==== Records for processing ====
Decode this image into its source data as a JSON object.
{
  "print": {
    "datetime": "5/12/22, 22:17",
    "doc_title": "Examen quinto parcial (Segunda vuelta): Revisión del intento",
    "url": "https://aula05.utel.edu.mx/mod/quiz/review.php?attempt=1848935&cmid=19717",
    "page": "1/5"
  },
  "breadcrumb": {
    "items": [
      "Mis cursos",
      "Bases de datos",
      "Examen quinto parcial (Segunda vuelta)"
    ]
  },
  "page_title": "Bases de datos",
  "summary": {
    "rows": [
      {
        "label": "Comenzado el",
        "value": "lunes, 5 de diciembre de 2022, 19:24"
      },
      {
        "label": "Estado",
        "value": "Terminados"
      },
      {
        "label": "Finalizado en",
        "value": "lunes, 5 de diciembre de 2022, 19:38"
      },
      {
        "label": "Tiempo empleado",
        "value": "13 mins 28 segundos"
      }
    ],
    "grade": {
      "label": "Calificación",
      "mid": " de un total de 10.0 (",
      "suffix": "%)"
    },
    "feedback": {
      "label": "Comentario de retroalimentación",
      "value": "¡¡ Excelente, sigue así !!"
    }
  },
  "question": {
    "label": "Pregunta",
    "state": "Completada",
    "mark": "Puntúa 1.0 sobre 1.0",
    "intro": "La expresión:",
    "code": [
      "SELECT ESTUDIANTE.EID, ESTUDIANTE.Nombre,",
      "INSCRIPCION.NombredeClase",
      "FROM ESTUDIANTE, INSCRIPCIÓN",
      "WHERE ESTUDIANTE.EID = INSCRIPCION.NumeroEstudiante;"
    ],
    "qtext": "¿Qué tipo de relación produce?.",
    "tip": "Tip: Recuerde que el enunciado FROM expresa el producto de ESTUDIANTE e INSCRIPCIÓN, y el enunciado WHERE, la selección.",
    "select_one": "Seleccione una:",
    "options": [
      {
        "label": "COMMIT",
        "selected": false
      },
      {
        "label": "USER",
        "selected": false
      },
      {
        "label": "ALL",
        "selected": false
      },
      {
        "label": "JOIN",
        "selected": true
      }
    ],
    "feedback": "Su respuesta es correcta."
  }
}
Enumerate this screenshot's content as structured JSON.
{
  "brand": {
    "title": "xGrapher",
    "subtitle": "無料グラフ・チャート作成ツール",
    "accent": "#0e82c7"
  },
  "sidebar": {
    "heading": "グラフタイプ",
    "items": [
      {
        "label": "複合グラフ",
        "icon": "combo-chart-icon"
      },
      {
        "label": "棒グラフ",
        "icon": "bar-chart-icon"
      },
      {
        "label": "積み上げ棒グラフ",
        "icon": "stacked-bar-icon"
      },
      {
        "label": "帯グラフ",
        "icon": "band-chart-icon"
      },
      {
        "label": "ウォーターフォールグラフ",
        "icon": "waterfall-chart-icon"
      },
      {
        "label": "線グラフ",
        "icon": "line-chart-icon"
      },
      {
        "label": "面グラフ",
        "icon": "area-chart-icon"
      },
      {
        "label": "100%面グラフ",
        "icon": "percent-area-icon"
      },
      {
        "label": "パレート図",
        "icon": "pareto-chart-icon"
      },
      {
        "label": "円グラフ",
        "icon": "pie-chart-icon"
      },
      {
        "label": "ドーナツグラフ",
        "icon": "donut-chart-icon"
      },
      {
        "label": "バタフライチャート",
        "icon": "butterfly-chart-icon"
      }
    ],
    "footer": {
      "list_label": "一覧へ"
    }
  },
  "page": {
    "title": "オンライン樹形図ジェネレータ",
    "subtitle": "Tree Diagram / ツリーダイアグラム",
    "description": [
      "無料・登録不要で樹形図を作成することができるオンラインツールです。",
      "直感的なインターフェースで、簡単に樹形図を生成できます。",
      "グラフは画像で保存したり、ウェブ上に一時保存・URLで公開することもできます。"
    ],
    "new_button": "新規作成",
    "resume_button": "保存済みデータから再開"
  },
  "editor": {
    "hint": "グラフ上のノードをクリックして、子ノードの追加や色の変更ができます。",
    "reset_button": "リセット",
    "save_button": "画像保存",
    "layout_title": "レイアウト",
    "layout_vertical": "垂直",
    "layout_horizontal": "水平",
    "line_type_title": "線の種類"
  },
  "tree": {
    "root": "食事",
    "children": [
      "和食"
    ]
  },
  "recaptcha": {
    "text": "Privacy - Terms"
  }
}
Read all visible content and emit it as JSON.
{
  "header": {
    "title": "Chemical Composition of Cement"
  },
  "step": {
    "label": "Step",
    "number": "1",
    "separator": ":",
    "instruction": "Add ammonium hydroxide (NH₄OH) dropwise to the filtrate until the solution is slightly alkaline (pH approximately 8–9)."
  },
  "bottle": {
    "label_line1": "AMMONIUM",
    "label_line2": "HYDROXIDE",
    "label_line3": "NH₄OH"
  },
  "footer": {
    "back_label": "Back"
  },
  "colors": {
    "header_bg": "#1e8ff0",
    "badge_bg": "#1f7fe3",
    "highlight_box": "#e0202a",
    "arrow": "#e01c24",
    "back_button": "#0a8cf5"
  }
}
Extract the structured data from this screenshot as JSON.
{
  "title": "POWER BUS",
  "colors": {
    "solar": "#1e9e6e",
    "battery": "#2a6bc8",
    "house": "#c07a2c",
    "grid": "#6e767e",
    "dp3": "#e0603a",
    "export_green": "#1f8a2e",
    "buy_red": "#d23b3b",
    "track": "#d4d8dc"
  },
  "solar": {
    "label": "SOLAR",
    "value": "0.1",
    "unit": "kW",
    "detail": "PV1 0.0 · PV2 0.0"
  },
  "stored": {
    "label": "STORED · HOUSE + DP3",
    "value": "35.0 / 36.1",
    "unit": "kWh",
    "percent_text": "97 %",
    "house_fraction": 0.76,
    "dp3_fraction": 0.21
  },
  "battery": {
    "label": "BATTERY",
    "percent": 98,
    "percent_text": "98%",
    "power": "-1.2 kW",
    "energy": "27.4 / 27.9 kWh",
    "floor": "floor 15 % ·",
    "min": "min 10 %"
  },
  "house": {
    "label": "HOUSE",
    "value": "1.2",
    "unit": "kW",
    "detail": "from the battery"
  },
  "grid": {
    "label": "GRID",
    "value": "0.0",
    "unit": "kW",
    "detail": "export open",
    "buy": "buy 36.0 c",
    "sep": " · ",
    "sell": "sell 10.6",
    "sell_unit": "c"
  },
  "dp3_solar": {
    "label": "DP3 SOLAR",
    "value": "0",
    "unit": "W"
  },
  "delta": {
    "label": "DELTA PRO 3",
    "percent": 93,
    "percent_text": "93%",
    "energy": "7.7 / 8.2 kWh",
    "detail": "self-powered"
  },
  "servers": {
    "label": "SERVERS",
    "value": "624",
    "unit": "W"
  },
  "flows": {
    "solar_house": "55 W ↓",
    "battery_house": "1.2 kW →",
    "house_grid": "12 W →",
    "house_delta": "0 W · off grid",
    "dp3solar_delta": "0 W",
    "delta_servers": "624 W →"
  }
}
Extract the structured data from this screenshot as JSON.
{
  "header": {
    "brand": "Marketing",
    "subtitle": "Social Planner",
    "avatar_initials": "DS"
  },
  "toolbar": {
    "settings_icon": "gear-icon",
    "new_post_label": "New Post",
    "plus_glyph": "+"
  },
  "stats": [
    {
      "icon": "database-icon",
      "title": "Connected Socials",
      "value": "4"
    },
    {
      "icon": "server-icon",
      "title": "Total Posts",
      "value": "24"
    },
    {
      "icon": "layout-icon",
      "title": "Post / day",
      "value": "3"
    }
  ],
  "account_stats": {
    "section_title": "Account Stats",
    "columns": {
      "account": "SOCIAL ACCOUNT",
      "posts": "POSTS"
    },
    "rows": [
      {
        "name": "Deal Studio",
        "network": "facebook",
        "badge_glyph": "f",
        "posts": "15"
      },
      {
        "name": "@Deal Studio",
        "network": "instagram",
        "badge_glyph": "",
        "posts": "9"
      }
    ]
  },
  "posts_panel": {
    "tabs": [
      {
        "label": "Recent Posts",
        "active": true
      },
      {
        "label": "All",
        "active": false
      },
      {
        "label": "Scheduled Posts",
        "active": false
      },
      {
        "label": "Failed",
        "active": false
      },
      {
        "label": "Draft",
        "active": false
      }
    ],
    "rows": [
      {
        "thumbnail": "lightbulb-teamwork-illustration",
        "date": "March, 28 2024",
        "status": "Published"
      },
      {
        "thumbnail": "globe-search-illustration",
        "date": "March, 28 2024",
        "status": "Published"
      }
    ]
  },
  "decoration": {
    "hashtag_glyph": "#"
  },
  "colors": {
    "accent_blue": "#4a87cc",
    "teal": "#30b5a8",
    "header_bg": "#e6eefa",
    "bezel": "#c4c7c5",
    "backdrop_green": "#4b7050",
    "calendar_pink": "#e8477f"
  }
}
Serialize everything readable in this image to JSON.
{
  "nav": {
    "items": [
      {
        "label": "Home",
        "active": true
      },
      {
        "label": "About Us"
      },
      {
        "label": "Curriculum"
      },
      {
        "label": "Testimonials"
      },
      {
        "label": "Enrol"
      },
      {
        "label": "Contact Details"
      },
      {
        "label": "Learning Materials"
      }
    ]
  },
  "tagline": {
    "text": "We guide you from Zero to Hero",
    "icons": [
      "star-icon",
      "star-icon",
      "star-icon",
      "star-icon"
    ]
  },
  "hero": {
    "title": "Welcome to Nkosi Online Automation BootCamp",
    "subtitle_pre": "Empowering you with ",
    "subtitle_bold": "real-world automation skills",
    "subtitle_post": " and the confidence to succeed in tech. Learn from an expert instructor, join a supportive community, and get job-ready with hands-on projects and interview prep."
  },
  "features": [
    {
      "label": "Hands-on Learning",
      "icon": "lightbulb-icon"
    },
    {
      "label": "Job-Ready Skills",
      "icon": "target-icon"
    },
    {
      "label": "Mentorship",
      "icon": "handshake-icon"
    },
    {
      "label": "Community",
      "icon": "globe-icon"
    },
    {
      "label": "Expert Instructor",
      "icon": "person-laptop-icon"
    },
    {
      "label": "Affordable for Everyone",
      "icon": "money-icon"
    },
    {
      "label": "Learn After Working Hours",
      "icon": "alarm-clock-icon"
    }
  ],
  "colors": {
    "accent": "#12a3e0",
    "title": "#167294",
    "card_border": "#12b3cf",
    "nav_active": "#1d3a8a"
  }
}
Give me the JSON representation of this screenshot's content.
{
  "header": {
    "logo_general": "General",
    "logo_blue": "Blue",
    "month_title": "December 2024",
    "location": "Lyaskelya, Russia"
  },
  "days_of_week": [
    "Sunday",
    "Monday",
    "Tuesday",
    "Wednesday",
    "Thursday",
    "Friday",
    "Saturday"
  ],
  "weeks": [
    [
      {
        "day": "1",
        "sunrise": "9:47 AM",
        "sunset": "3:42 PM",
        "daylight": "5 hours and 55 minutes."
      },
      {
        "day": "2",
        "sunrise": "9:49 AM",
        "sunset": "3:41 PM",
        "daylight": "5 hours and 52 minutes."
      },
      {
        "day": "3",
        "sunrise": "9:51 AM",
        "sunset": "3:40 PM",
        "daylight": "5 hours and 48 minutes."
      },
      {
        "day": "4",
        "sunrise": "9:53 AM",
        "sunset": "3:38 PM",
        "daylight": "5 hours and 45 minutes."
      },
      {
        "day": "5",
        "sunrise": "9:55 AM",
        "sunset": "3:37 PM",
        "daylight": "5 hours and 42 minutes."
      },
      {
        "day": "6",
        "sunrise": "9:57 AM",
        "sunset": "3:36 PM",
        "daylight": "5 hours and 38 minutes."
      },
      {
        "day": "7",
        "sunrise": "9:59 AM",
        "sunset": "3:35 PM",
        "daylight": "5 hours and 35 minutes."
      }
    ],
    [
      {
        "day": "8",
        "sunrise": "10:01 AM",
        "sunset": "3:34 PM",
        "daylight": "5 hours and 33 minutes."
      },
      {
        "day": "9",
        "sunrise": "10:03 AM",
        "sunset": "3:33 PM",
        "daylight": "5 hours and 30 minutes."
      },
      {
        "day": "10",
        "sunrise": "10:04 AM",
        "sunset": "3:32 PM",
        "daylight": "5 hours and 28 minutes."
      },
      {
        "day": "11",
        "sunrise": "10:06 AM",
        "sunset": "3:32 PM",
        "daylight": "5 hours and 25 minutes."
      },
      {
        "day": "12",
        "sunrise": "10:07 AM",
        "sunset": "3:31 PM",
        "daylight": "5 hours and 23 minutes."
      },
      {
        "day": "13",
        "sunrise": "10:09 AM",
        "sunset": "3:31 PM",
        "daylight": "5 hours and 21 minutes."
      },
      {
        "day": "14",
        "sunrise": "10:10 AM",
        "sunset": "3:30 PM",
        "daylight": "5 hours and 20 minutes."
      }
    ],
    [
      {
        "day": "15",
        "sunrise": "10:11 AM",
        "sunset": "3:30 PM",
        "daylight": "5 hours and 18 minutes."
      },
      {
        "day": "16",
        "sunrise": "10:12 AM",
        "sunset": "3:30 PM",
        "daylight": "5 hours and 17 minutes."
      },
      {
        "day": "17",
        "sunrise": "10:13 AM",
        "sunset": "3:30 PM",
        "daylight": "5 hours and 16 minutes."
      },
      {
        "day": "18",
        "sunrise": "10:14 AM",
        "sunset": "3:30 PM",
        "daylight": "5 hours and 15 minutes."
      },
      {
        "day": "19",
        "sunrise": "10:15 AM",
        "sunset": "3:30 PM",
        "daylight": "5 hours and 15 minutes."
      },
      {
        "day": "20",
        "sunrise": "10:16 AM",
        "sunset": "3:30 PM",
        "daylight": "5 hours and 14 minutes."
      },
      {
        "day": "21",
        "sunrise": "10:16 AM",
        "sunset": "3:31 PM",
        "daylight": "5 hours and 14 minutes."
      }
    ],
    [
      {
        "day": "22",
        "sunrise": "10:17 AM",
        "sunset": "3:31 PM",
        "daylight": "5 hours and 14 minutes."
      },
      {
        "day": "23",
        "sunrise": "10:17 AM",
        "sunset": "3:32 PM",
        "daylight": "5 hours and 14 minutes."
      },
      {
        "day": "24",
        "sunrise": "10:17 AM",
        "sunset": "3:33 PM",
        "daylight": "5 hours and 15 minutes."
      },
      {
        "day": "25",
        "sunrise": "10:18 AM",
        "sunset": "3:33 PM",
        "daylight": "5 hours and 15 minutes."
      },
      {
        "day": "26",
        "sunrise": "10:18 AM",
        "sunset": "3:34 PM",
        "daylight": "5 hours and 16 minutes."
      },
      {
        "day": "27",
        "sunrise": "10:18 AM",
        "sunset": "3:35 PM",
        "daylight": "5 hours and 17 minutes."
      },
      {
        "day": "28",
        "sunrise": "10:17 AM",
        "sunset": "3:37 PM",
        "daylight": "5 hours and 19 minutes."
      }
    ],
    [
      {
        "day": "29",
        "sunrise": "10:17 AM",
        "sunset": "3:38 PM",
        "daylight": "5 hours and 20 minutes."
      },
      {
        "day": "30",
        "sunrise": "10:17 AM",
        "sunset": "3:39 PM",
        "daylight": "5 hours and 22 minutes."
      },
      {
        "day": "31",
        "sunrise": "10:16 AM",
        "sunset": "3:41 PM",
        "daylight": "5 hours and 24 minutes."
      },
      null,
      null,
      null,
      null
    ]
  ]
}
====
**Exercise objective**. Within the listing above, copy each line that has the string "Segunda".

**Complete response**.
    "doc_title": "Examen quinto parcial (Segunda vuelta): Revisión del intento",
      "Examen quinto parcial (Segunda vuelta)"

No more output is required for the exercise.